> Task goal
Go through the entries below and pick out every line with "Scene".
─── Data provided ───
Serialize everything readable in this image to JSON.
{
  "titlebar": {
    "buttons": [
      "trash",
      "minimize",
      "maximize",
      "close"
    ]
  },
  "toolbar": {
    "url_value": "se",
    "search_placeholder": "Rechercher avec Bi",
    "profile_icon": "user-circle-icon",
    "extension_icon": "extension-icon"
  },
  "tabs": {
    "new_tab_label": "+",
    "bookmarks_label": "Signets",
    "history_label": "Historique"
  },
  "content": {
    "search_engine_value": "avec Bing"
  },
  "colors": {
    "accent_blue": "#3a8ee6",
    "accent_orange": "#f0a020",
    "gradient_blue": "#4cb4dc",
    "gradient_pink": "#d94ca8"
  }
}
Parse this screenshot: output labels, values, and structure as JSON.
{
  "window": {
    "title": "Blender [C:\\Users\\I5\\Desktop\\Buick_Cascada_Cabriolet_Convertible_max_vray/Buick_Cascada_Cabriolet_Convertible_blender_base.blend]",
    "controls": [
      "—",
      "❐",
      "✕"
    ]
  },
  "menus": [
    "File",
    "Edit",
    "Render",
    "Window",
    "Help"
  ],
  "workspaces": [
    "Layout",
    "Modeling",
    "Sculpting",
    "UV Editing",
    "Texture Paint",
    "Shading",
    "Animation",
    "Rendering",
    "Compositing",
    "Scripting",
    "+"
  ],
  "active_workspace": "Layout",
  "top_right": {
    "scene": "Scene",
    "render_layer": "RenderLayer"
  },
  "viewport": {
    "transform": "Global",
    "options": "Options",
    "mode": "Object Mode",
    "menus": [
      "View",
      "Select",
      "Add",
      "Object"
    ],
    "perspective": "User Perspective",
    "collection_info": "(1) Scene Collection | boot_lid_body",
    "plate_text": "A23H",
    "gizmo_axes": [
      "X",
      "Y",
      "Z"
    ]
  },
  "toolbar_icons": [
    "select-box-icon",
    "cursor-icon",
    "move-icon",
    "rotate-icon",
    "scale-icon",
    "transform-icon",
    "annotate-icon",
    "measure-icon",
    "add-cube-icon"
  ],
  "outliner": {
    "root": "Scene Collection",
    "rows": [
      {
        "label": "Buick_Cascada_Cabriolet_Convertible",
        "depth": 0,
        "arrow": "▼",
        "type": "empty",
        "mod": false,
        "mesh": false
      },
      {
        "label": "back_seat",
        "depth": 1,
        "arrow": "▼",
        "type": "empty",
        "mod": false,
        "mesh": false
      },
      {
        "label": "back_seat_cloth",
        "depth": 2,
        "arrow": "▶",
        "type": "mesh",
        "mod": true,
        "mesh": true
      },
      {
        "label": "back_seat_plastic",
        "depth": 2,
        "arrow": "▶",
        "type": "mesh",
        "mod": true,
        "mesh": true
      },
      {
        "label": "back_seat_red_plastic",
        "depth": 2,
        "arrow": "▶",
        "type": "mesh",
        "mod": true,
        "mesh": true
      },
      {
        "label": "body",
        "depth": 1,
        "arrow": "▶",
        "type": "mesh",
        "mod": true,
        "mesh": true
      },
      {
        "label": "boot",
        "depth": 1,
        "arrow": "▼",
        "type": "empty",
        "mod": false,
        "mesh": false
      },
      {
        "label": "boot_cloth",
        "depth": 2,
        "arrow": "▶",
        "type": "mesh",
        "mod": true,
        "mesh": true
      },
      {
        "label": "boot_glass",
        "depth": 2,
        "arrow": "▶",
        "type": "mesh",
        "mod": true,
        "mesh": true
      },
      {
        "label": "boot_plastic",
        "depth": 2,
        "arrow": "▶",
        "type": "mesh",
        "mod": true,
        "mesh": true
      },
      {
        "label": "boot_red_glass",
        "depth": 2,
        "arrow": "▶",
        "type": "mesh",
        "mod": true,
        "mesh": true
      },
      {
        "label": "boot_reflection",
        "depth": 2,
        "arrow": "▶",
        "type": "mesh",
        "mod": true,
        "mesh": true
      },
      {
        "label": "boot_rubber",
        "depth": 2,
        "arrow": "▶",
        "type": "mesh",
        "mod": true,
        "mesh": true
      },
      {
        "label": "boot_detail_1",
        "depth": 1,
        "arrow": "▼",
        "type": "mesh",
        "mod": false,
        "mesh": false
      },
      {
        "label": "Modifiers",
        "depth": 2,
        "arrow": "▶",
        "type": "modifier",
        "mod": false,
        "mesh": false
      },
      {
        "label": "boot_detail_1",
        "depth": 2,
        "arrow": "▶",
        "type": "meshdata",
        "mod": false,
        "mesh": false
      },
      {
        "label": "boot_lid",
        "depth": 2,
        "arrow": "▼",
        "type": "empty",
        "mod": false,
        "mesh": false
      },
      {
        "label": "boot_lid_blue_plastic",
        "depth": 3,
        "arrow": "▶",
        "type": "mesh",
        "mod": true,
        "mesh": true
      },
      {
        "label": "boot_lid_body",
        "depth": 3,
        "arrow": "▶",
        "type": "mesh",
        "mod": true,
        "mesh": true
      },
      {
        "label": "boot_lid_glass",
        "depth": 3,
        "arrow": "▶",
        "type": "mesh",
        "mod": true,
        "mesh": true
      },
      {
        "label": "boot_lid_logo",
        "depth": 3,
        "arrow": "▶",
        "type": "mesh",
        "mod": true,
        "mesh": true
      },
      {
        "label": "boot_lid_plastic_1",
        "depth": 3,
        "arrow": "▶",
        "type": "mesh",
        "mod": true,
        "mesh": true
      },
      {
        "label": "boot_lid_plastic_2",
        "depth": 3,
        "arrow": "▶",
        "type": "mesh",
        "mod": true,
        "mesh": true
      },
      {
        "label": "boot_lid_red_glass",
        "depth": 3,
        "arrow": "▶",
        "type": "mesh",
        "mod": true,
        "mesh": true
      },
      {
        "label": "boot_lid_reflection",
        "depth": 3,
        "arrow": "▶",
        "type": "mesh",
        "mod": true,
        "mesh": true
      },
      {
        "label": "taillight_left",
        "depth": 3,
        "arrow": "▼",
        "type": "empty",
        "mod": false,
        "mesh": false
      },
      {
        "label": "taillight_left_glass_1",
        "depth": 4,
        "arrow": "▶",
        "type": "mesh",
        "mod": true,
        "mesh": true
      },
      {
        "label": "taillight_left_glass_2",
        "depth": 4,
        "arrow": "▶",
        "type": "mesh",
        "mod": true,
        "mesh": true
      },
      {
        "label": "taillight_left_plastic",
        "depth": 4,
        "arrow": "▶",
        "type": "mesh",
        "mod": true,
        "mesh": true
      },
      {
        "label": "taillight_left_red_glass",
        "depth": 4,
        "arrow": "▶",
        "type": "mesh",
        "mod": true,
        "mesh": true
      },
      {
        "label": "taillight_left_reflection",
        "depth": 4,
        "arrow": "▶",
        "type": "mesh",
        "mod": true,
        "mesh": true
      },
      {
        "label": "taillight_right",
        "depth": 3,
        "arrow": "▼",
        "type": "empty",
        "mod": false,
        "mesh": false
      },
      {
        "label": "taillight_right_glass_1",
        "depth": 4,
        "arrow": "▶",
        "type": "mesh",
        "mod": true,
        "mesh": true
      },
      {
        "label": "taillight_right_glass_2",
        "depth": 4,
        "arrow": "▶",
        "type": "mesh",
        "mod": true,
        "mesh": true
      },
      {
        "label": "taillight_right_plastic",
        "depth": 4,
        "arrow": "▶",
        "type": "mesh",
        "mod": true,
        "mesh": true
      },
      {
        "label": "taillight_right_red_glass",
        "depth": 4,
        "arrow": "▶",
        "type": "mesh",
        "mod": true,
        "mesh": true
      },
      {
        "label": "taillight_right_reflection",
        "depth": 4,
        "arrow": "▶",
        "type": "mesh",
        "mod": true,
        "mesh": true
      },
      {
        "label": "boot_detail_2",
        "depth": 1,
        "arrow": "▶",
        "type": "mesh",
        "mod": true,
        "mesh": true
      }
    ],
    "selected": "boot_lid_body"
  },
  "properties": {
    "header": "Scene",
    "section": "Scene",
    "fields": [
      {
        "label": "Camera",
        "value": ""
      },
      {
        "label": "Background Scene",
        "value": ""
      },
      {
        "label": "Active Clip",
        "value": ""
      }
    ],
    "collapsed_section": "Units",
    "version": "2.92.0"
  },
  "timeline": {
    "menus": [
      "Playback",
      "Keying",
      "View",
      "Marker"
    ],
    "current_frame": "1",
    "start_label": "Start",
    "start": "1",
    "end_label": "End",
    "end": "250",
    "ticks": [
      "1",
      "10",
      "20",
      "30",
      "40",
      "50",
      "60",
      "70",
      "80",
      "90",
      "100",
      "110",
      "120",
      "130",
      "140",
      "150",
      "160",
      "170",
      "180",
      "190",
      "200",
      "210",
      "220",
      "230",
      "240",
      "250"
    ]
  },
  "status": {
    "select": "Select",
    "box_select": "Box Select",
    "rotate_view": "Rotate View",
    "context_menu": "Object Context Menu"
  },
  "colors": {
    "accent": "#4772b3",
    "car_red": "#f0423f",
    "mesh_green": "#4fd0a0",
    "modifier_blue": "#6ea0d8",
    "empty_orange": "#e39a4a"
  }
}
───
> The output
    "scene": "Scene",
    "collection_info": "(1) Scene Collection | boot_lid_body",
    "root": "Scene Collection",
    "header": "Scene",
    "section": "Scene",
        "label": "Background Scene",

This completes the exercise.